## SET TASK
Pull out each line of the data that includes the word "community".

(Collection entries)
☆ ☆ ☆ ☆

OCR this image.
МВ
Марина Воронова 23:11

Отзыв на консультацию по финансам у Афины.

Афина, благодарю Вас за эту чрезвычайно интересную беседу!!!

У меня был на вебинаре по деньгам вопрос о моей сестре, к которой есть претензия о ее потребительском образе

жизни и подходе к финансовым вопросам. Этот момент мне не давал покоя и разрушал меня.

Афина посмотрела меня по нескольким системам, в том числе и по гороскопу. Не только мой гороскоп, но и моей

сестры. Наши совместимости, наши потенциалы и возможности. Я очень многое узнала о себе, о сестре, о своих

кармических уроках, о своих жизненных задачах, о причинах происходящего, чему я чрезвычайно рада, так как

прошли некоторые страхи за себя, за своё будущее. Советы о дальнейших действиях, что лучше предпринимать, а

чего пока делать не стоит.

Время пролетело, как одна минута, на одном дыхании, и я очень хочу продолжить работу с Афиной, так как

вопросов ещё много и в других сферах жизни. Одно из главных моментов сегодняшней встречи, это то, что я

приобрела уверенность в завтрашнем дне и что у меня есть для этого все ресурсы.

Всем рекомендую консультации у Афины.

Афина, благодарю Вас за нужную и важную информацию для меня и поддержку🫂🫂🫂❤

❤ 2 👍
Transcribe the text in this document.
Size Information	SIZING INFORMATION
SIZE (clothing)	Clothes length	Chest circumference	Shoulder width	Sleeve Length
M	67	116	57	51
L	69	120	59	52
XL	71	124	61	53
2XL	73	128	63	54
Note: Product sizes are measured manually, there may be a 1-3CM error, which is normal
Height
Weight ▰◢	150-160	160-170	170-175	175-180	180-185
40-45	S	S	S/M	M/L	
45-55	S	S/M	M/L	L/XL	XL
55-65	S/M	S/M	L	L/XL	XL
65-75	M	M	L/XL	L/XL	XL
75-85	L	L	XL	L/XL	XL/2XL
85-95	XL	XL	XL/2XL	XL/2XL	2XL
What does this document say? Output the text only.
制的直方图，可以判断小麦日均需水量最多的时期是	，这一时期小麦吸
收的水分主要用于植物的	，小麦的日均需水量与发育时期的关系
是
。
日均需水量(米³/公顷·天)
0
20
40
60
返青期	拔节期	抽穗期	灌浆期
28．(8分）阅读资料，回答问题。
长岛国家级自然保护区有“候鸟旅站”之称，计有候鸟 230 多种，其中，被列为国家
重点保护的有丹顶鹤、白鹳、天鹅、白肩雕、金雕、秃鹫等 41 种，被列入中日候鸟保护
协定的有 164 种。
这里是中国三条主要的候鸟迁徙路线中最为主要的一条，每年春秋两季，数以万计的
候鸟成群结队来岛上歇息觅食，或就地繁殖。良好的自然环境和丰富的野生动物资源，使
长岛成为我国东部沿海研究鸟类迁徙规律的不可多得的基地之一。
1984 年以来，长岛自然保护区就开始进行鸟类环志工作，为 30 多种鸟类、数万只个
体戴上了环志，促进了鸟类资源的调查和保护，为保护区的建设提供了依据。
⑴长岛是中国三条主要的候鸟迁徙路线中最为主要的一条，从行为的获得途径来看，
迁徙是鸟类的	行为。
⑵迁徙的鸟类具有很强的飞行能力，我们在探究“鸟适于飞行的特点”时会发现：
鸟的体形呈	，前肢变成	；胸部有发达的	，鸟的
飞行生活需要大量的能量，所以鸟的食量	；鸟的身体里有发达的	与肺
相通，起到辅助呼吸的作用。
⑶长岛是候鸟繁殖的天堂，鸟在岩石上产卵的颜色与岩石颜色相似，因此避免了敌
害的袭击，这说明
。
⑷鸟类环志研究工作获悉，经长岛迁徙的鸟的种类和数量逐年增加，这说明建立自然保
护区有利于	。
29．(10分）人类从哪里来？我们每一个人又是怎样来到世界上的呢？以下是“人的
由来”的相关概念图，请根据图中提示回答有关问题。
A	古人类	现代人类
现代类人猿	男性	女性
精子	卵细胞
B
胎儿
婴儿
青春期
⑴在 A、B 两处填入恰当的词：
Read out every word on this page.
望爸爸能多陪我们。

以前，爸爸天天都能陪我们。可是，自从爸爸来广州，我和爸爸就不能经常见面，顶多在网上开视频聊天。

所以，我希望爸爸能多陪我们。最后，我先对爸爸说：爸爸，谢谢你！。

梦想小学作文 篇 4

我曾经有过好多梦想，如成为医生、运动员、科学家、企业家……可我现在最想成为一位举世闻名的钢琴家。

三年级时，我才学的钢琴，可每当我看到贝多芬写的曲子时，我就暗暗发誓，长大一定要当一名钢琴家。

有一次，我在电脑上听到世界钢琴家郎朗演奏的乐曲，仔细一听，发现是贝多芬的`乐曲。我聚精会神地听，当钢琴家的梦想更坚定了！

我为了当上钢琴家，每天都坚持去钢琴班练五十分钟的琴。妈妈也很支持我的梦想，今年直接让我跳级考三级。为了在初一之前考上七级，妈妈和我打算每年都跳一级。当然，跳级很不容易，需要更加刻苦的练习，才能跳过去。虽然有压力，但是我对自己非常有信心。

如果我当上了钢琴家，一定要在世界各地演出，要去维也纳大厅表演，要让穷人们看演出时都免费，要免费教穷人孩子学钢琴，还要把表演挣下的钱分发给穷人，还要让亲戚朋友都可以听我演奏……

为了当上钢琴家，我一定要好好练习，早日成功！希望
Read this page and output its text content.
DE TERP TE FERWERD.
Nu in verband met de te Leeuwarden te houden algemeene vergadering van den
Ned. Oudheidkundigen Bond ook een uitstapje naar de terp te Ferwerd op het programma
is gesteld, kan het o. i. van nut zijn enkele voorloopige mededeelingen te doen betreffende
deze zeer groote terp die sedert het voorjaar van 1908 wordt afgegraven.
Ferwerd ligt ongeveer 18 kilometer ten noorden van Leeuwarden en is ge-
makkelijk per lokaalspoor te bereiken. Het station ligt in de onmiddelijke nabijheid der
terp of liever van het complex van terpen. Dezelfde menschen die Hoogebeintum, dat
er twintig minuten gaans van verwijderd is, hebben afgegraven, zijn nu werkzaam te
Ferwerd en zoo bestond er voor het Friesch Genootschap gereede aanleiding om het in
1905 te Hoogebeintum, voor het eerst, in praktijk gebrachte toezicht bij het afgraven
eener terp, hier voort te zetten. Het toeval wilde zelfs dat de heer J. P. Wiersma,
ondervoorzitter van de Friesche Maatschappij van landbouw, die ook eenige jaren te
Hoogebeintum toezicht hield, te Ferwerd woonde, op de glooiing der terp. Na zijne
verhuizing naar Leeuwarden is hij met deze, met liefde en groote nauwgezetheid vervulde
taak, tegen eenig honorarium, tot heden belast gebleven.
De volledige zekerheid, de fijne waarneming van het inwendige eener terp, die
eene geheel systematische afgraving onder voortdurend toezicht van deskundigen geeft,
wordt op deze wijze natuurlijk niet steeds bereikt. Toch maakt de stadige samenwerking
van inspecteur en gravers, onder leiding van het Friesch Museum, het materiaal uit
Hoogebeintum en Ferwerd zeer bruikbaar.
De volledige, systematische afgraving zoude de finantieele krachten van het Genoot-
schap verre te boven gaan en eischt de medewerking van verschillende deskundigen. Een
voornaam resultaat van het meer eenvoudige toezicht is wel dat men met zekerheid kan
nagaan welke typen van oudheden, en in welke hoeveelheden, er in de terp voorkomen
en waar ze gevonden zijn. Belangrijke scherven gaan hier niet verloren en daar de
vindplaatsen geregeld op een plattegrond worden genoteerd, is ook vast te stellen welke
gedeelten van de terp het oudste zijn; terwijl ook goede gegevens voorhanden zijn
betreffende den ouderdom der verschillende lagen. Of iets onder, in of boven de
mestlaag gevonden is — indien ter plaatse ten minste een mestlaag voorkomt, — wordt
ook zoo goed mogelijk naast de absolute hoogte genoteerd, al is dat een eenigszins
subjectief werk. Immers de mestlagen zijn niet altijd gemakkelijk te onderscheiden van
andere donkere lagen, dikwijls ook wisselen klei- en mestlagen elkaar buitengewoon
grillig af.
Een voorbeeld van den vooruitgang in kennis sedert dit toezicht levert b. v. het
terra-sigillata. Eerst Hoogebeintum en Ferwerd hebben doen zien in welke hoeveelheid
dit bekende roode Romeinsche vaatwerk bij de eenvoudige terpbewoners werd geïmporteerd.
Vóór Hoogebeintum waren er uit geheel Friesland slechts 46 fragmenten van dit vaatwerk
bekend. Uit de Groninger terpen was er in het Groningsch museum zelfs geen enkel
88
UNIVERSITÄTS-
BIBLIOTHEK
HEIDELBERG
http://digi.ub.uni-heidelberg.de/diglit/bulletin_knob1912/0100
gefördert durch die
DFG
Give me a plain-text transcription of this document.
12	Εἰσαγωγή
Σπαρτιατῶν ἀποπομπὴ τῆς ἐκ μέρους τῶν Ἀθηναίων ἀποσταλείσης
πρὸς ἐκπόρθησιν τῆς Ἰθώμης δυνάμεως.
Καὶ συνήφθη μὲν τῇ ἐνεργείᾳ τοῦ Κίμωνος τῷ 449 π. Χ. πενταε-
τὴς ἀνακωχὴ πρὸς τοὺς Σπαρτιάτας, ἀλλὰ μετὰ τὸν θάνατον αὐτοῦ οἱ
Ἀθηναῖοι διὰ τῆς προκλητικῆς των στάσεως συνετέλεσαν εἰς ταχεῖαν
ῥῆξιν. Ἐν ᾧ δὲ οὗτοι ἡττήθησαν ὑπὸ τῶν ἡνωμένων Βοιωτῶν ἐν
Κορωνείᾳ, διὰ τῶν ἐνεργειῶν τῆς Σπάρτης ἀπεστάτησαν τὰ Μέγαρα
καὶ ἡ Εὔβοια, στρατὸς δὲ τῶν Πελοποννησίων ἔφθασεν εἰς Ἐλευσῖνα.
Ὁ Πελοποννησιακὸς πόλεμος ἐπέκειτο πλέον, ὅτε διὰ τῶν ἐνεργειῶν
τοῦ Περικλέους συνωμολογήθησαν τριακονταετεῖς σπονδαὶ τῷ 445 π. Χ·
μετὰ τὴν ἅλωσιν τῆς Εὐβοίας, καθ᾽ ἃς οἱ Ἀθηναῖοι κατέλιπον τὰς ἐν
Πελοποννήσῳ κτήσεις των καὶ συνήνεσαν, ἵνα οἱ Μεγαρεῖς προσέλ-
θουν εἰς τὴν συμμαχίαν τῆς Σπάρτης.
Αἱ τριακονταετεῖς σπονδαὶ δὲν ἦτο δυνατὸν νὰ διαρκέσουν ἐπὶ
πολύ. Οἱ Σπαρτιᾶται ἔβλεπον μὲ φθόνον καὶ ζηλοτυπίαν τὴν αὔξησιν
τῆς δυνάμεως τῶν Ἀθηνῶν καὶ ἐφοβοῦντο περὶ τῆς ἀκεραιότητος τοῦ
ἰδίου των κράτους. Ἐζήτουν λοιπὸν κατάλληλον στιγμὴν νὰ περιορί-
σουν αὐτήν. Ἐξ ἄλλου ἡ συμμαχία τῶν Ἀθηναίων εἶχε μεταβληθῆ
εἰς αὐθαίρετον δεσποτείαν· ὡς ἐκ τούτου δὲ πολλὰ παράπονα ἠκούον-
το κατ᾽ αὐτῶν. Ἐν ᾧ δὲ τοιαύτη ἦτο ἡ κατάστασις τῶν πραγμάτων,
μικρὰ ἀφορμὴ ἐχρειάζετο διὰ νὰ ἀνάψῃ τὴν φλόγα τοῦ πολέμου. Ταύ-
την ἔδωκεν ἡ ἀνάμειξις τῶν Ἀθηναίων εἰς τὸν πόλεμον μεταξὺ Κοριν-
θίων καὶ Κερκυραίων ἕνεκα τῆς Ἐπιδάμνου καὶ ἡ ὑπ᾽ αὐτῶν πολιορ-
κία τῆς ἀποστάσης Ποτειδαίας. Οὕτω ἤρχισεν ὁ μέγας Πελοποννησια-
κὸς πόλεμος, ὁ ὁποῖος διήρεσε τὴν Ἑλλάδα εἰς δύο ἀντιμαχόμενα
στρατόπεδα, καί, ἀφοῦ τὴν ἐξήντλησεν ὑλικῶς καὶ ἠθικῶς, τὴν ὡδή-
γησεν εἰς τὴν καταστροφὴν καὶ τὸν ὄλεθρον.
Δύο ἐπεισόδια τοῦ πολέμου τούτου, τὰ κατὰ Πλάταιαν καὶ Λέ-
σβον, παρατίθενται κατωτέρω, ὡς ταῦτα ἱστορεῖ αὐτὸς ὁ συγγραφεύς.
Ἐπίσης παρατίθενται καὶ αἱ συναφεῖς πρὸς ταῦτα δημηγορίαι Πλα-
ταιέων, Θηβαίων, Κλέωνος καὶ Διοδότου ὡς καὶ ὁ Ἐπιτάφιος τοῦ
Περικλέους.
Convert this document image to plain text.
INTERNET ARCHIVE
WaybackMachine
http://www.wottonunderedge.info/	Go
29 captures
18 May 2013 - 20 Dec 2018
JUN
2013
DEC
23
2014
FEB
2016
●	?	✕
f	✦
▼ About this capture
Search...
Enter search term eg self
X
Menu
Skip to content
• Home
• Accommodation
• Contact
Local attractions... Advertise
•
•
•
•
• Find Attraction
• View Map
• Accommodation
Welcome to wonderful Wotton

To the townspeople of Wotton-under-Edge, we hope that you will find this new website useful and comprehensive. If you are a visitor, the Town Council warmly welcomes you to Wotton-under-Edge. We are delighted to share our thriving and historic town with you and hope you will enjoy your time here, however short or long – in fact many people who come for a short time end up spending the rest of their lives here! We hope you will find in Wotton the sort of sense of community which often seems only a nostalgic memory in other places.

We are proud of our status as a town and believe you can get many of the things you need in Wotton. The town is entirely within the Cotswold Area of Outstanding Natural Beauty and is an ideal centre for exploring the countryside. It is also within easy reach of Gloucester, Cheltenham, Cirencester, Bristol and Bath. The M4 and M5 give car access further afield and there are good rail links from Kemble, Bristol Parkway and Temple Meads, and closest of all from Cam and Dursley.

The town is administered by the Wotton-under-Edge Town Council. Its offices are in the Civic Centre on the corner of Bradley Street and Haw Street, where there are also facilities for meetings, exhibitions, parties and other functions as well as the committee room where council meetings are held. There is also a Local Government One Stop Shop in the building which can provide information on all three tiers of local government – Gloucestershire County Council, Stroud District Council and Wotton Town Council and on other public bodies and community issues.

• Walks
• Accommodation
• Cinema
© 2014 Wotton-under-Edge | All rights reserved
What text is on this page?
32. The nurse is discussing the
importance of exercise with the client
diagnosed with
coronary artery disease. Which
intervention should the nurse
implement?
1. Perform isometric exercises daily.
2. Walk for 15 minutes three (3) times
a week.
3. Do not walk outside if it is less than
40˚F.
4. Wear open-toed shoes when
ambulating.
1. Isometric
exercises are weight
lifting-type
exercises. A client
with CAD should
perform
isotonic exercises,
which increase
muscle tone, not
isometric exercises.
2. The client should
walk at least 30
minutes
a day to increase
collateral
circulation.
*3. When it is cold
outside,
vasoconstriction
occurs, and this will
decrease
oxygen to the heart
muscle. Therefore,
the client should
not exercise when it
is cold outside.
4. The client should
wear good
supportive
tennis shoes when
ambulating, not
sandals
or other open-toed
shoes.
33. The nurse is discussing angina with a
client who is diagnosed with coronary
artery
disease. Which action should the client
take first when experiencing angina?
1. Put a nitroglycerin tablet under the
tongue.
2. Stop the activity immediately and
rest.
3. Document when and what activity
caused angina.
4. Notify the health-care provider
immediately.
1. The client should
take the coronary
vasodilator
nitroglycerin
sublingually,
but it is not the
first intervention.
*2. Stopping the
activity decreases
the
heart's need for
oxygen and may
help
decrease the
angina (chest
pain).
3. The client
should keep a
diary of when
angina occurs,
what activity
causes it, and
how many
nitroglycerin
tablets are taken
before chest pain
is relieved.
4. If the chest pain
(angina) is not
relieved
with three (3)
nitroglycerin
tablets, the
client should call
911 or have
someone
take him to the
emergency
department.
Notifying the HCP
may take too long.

☆ ☆ ☆ ☆

## SOLUTION FOR THIS EXERCISE
To the townspeople of Wotton-under-Edge, we hope that you will find this new website useful and comprehensive. If you are a visitor, the Town Council warmly welcomes you to Wotton-under-Edge. We are delighted to share our thriving and historic town with you and hope you will enjoy your time here, however short or long – in fact many people who come for a short time end up spending the rest of their lives here! We hope you will find in Wotton the sort of sense of community which often seems only a nostalgic memory in other places.
The town is administered by the Wotton-under-Edge Town Council. Its offices are in the Civic Centre on the corner of Bradley Street and Haw Street, where there are also facilities for meetings, exhibitions, parties and other functions as well as the committee room where council meetings are held. There is also a Local Government One Stop Shop in the building which can provide information on all three tiers of local government – Gloucestershire County Council, Stroud District Council and Wotton Town Council and on other public bodies and community issues.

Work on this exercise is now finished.